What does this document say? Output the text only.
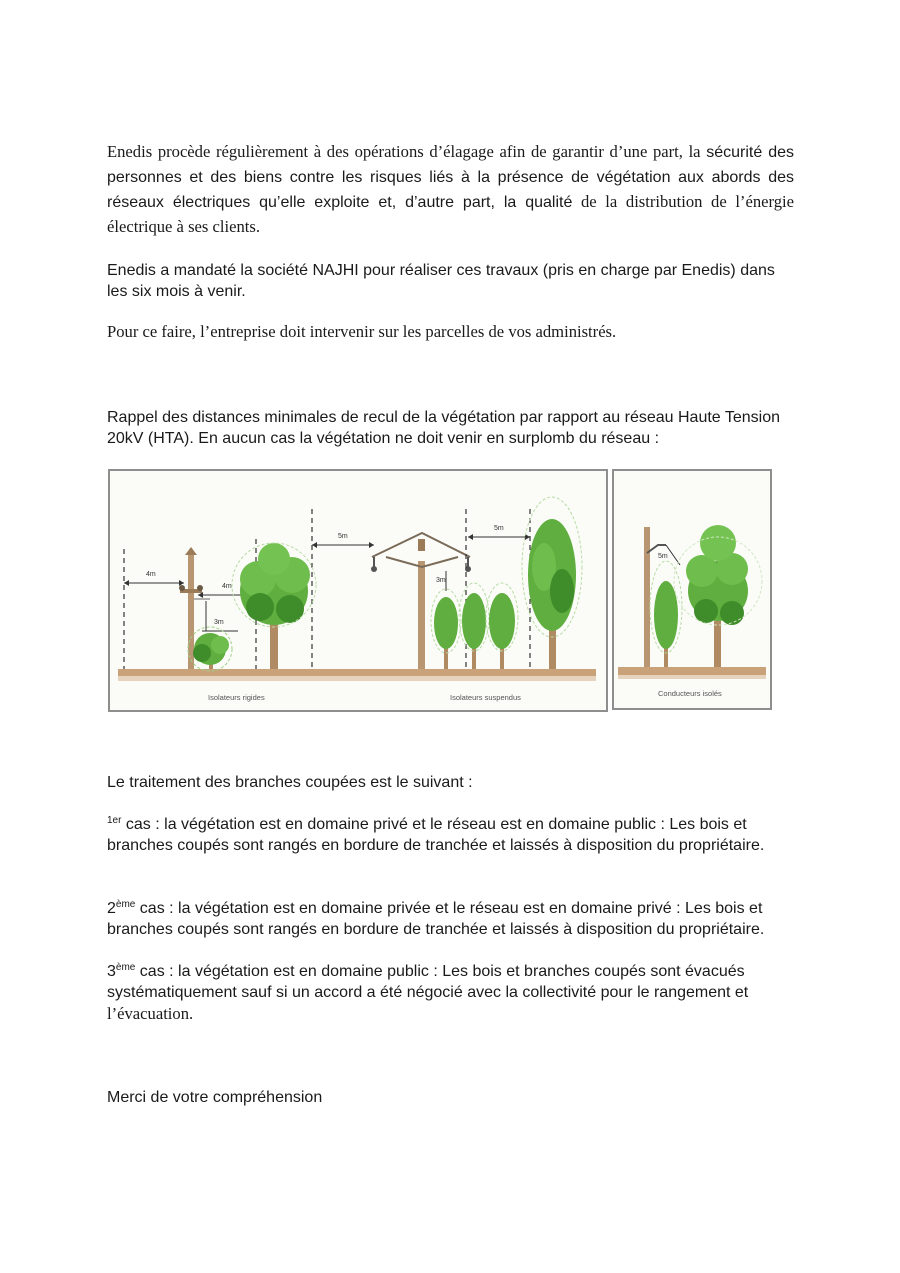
Enedis procède régulièrement à des opérations d’élagage afin de garantir d’une part, la sécurité des personnes et des biens contre les risques liés à la présence de végétation aux abords des réseaux électriques qu’elle exploite et, d’autre part, la qualité de la distribution de l’énergie électrique à ses clients.

Enedis a mandaté la société NAJHI pour réaliser ces travaux (pris en charge par Enedis) dans les six mois à venir.

Pour ce faire, l’entreprise doit intervenir sur les parcelles de vos administrés.

Rappel des distances minimales de recul de la végétation par rapport au réseau Haute Tension 20kV (HTA). En aucun cas la végétation ne doit venir en surplomb du réseau :

4m
4m
3m
5m
3m
5m
Isolateurs rigides	Isolateurs suspendus
5m
Conducteurs isolés

Le traitement des branches coupées est le suivant :

$^{1er}$ cas : la végétation est en domaine privé et le réseau est en domaine public : Les bois et branches coupés sont rangés en bordure de tranchée et laissés à disposition du propriétaire.

2ème cas : la végétation est en domaine privée et le réseau est en domaine privé : Les bois et branches coupés sont rangés en bordure de tranchée et laissés à disposition du propriétaire.

3ème cas : la végétation est en domaine public : Les bois et branches coupés sont évacués systématiquement sauf si un accord a été négocié avec la collectivité pour le rangement et l’évacuation.

Merci de votre compréhension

▬▬▬▬▬▬

TO BE DONE – Copy out each line of the records where the string "branches" appears.

EXPECTED ANSWER –
Le traitement des branches coupées est le suivant :
$^{1er}$ cas : la végétation est en domaine privé et le réseau est en domaine public : Les bois et branches coupés sont rangés en bordure de tranchée et laissés à disposition du propriétaire.
2ème cas : la végétation est en domaine privée et le réseau est en domaine privé : Les bois et branches coupés sont rangés en bordure de tranchée et laissés à disposition du propriétaire.
3ème cas : la végétation est en domaine public : Les bois et branches coupés sont évacués systématiquement sauf si un accord a été négocié avec la collectivité pour le rangement et l’évacuation.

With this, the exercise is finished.